▶ _What this task involves_
Without the pictures, can you quote each line below exactly?

▶ _Available data_
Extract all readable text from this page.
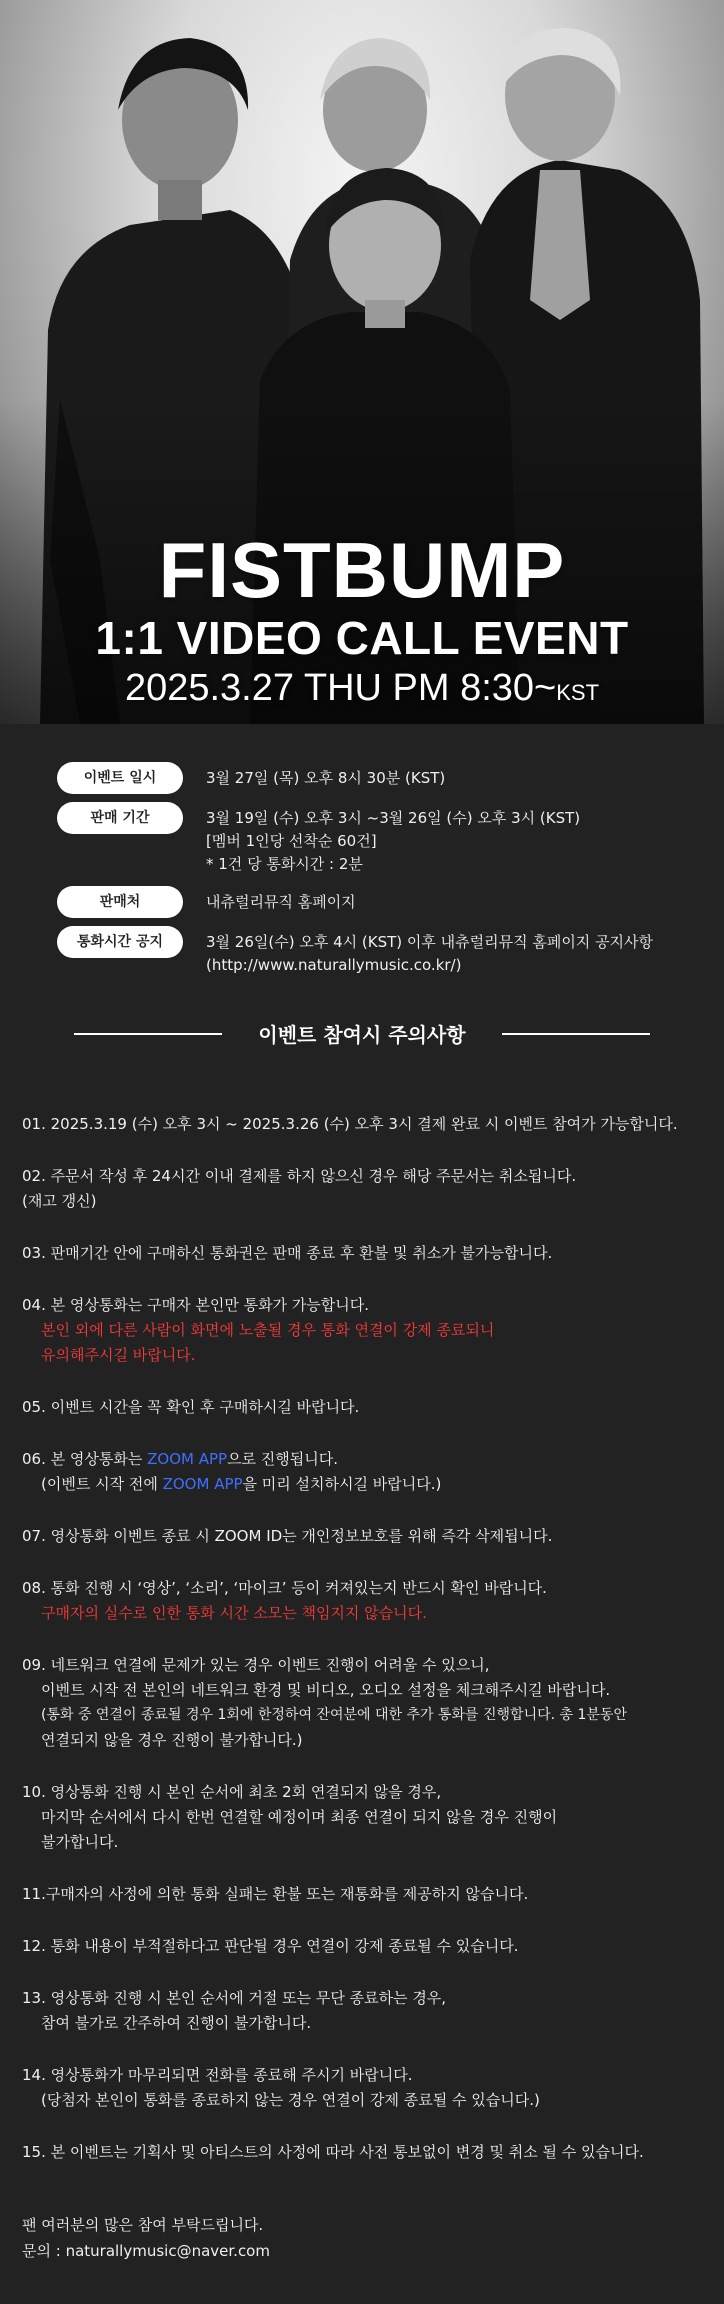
FISTBUMP
1:1 VIDEO CALL EVENT
2025.3.27 THU PM 8:30~KST
이벤트 일시	3월 27일 (목) 오후 8시 30분 (KST)
판매 기간	3월 19일 (수) 오후 3시 ~3월 26일 (수) 오후 3시 (KST)
[멤버 1인당 선착순 60건]
* 1건 당 통화시간 : 2분
판매처	내츄럴리뮤직 홈페이지
통화시간 공지	3월 26일(수) 오후 4시 (KST) 이후 내츄럴리뮤직 홈페이지 공지사항
(http://www.naturallymusic.co.kr/)
이벤트 참여시 주의사항
01. 2025.3.19 (수) 오후 3시 ~ 2025.3.26 (수) 오후 3시 결제 완료 시 이벤트 참여가 가능합니다.
02. 주문서 작성 후 24시간 이내 결제를 하지 않으신 경우 해당 주문서는 취소됩니다.
(재고 갱신)
03. 판매기간 안에 구매하신 통화권은 판매 종료 후 환불 및 취소가 불가능합니다.
04. 본 영상통화는 구매자 본인만 통화가 가능합니다.
본인 외에 다른 사람이 화면에 노출될 경우 통화 연결이 강제 종료되니
유의해주시길 바랍니다.
05. 이벤트 시간을 꼭 확인 후 구매하시길 바랍니다.
06. 본 영상통화는 ZOOM APP으로 진행됩니다.
(이벤트 시작 전에 ZOOM APP을 미리 설치하시길 바랍니다.)
07. 영상통화 이벤트 종료 시 ZOOM ID는 개인정보보호를 위해 즉각 삭제됩니다.
08. 통화 진행 시 ‘영상’, ‘소리’, ‘마이크’ 등이 켜져있는지 반드시 확인 바랍니다.
구매자의 실수로 인한 통화 시간 소모는 책임지지 않습니다.
09. 네트워크 연결에 문제가 있는 경우 이벤트 진행이 어려울 수 있으니,
이벤트 시작 전 본인의 네트워크 환경 및 비디오, 오디오 설정을 체크해주시길 바랍니다.
(통화 중 연결이 종료될 경우 1회에 한정하여 잔여분에 대한 추가 통화를 진행합니다. 총 1분동안
연결되지 않을 경우 진행이 불가합니다.)
10. 영상통화 진행 시 본인 순서에 최초 2회 연결되지 않을 경우,
마지막 순서에서 다시 한번 연결할 예정이며 최종 연결이 되지 않을 경우 진행이
불가합니다.
11.구매자의 사정에 의한 통화 실패는 환불 또는 재통화를 제공하지 않습니다.
12. 통화 내용이 부적절하다고 판단될 경우 연결이 강제 종료될 수 있습니다.
13. 영상통화 진행 시 본인 순서에 거절 또는 무단 종료하는 경우,
참여 불가로 간주하여 진행이 불가합니다.
14. 영상통화가 마무리되면 전화를 종료해 주시기 바랍니다.
(당첨자 본인이 통화를 종료하지 않는 경우 연결이 강제 종료될 수 있습니다.)
15. 본 이벤트는 기획사 및 아티스트의 사정에 따라 사전 통보없이 변경 및 취소 될 수 있습니다.
팬 여러분의 많은 참여 부탁드립니다.
문의 : naturallymusic@naver.com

▶ _Output below_
Extract all readable text from this page.
FISTBUMP
1:1 VIDEO CALL EVENT
2025.3.27 THU PM 8:30~KST
이벤트 일시	3월 27일 (목) 오후 8시 30분 (KST)
판매 기간	3월 19일 (수) 오후 3시 ~3월 26일 (수) 오후 3시 (KST)
[멤버 1인당 선착순 60건]
* 1건 당 통화시간 : 2분
판매처	내츄럴리뮤직 홈페이지
통화시간 공지	3월 26일(수) 오후 4시 (KST) 이후 내츄럴리뮤직 홈페이지 공지사항
(http://www.naturallymusic.co.kr/)
이벤트 참여시 주의사항
01. 2025.3.19 (수) 오후 3시 ~ 2025.3.26 (수) 오후 3시 결제 완료 시 이벤트 참여가 가능합니다.
02. 주문서 작성 후 24시간 이내 결제를 하지 않으신 경우 해당 주문서는 취소됩니다.
(재고 갱신)
03. 판매기간 안에 구매하신 통화권은 판매 종료 후 환불 및 취소가 불가능합니다.
04. 본 영상통화는 구매자 본인만 통화가 가능합니다.
본인 외에 다른 사람이 화면에 노출될 경우 통화 연결이 강제 종료되니
유의해주시길 바랍니다.
05. 이벤트 시간을 꼭 확인 후 구매하시길 바랍니다.
06. 본 영상통화는 ZOOM APP으로 진행됩니다.
(이벤트 시작 전에 ZOOM APP을 미리 설치하시길 바랍니다.)
07. 영상통화 이벤트 종료 시 ZOOM ID는 개인정보보호를 위해 즉각 삭제됩니다.
08. 통화 진행 시 ‘영상’, ‘소리’, ‘마이크’ 등이 켜져있는지 반드시 확인 바랍니다.
구매자의 실수로 인한 통화 시간 소모는 책임지지 않습니다.
09. 네트워크 연결에 문제가 있는 경우 이벤트 진행이 어려울 수 있으니,
이벤트 시작 전 본인의 네트워크 환경 및 비디오, 오디오 설정을 체크해주시길 바랍니다.
(통화 중 연결이 종료될 경우 1회에 한정하여 잔여분에 대한 추가 통화를 진행합니다. 총 1분동안
연결되지 않을 경우 진행이 불가합니다.)
10. 영상통화 진행 시 본인 순서에 최초 2회 연결되지 않을 경우,
마지막 순서에서 다시 한번 연결할 예정이며 최종 연결이 되지 않을 경우 진행이
불가합니다.
11.구매자의 사정에 의한 통화 실패는 환불 또는 재통화를 제공하지 않습니다.
12. 통화 내용이 부적절하다고 판단될 경우 연결이 강제 종료될 수 있습니다.
13. 영상통화 진행 시 본인 순서에 거절 또는 무단 종료하는 경우,
참여 불가로 간주하여 진행이 불가합니다.
14. 영상통화가 마무리되면 전화를 종료해 주시기 바랍니다.
(당첨자 본인이 통화를 종료하지 않는 경우 연결이 강제 종료될 수 있습니다.)
15. 본 이벤트는 기획사 및 아티스트의 사정에 따라 사전 통보없이 변경 및 취소 될 수 있습니다.
팬 여러분의 많은 참여 부탁드립니다.
문의 : naturallymusic@naver.com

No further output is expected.